● **Source records**

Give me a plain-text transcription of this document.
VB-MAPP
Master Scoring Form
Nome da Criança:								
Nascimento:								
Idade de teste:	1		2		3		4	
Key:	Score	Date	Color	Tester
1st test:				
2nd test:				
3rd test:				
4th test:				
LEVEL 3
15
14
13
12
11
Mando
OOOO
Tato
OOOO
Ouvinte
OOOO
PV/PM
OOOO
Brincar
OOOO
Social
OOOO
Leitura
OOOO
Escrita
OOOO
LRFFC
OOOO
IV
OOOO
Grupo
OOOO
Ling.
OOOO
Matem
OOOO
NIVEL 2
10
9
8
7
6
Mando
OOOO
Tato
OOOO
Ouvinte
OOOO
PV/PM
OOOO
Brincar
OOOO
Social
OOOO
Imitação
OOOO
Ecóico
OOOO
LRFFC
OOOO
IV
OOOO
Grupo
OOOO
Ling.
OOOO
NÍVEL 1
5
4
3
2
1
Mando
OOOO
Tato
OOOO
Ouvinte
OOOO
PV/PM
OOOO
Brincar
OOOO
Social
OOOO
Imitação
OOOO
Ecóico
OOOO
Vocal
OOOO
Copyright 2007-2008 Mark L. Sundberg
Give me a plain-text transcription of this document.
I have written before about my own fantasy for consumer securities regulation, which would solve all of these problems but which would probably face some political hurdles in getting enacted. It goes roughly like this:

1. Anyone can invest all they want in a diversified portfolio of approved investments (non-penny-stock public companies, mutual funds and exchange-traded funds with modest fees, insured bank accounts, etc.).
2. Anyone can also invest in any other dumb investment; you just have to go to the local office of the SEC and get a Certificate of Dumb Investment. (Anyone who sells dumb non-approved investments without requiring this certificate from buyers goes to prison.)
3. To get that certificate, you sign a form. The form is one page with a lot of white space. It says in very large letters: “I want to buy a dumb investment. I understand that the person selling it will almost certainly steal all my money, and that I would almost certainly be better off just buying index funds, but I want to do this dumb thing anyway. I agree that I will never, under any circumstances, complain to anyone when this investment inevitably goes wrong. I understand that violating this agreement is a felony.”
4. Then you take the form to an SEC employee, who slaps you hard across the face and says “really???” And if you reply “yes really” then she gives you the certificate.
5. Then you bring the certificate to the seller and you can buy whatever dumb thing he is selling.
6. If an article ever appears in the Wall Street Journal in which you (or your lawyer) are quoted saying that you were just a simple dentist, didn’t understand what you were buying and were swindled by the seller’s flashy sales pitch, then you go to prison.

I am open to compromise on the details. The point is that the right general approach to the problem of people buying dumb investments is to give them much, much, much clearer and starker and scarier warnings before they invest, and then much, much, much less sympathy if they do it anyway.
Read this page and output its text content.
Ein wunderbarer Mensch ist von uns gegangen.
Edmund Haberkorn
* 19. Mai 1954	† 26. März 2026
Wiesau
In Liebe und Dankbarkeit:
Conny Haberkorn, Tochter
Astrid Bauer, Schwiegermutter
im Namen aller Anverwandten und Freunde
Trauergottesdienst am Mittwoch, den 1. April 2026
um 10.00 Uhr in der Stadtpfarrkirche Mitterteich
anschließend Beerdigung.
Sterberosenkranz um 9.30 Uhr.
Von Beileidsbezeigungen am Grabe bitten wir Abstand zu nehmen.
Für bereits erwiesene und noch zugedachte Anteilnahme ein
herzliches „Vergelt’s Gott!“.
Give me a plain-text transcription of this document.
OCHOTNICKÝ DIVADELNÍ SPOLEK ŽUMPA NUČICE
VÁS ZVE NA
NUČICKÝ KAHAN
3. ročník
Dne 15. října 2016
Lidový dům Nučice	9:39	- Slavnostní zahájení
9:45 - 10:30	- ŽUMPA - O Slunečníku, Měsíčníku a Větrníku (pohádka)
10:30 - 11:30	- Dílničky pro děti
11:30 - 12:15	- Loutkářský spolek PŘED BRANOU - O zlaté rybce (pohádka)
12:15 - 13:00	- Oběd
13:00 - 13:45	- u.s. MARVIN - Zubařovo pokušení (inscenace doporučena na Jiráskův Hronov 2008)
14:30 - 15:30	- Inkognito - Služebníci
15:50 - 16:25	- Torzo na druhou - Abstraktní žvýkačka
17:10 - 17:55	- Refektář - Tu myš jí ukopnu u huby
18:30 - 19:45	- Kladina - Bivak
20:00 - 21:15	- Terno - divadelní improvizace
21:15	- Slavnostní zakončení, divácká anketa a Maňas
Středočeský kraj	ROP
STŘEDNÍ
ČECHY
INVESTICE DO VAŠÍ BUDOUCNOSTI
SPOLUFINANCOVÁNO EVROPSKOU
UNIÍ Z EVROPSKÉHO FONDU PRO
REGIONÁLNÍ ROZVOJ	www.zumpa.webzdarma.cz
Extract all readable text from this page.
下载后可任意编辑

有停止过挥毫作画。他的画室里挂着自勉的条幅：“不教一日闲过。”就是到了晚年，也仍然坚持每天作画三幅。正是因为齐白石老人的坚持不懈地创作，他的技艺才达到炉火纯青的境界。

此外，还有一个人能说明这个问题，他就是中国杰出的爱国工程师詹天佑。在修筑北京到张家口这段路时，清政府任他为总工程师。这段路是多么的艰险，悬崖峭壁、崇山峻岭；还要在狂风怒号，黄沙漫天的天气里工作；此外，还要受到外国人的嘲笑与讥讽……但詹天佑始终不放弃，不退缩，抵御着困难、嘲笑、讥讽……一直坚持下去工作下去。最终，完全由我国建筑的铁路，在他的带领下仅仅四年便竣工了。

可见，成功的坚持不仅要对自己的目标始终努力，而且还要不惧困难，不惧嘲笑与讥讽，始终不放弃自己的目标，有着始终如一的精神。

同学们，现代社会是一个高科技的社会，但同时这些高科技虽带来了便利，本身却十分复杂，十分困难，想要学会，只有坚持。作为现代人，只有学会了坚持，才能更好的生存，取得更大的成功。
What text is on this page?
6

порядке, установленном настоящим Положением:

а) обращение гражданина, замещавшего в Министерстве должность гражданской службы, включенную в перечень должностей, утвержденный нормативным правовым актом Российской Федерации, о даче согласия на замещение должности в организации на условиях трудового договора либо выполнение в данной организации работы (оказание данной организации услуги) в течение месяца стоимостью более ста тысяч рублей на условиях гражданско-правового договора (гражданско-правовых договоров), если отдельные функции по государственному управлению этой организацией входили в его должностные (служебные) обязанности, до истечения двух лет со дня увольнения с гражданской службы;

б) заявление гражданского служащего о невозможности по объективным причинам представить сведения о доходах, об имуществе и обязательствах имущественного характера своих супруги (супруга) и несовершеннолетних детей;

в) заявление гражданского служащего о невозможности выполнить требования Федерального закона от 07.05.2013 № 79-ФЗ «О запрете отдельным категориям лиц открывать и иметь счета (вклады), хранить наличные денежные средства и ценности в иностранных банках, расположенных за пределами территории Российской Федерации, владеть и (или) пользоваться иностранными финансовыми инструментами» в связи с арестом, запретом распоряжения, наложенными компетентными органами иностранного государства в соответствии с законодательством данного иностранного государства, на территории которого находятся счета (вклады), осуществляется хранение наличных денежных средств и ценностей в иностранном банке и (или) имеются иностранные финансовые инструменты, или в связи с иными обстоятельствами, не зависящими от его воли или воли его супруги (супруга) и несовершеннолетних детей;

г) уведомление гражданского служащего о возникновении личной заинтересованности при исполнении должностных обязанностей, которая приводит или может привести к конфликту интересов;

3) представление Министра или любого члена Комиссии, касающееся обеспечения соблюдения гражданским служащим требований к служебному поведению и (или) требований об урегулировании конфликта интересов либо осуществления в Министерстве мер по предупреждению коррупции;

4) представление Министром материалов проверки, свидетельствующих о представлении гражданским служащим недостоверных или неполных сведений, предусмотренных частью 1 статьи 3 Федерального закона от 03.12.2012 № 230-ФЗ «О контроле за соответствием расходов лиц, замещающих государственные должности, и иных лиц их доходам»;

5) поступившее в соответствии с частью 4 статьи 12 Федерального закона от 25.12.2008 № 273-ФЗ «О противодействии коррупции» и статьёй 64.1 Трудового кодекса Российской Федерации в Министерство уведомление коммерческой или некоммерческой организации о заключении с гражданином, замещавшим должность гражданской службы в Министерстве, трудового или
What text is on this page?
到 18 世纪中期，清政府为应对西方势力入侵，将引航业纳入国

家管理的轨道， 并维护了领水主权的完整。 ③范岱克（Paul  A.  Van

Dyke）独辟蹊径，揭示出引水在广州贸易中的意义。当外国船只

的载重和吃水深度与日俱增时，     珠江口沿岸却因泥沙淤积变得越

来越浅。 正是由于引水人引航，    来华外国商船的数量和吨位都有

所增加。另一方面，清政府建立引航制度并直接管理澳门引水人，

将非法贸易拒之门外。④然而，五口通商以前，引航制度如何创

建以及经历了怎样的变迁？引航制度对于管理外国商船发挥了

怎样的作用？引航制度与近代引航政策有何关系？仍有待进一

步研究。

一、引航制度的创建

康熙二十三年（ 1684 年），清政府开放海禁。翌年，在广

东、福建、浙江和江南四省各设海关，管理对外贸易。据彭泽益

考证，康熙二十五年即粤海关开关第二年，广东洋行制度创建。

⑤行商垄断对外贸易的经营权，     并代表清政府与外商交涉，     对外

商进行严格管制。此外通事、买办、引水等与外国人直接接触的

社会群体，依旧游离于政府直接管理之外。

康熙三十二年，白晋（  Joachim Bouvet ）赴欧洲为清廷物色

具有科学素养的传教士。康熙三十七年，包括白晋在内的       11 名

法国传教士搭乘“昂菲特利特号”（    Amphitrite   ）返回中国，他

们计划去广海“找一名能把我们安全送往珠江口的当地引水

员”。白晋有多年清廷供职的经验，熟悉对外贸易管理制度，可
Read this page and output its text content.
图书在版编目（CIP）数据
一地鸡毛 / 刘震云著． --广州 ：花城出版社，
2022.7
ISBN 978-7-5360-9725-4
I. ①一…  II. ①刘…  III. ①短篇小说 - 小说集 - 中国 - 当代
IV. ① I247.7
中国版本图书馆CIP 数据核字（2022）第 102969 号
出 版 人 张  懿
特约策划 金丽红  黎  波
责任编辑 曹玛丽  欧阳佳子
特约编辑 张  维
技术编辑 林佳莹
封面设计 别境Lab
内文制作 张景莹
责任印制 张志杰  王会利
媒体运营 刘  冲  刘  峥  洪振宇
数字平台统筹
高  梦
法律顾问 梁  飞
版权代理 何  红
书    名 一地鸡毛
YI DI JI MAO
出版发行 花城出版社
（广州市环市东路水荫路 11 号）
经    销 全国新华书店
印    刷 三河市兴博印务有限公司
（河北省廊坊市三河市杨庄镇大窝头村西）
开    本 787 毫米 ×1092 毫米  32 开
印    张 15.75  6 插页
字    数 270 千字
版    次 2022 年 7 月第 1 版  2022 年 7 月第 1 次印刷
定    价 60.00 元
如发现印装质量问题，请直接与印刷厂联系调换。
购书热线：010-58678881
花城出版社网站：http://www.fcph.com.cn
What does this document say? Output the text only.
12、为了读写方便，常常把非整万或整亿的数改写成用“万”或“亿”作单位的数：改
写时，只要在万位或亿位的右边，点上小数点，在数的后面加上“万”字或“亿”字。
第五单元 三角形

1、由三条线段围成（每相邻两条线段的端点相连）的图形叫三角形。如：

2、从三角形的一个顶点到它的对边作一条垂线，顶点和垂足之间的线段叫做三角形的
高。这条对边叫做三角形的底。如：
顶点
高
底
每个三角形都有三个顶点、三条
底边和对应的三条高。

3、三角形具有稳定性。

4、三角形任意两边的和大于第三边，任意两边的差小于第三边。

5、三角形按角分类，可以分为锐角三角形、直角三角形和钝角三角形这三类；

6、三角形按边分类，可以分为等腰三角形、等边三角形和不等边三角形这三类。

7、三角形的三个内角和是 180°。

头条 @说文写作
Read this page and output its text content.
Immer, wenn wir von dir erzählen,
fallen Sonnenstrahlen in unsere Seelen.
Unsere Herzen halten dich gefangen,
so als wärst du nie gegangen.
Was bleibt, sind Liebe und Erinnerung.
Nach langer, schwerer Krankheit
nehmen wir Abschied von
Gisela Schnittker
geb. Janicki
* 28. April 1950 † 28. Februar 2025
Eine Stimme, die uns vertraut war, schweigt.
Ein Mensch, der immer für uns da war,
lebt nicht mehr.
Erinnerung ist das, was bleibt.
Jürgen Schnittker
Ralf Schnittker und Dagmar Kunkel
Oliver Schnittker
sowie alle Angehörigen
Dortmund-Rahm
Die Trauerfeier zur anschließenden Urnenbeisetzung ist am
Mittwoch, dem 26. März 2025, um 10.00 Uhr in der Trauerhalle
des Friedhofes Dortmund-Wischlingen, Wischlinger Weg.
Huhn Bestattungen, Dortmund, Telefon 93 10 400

● **To do**
From the data above, work out how many lines hold "интересов". Answer with the number alone.

● **Task result**
2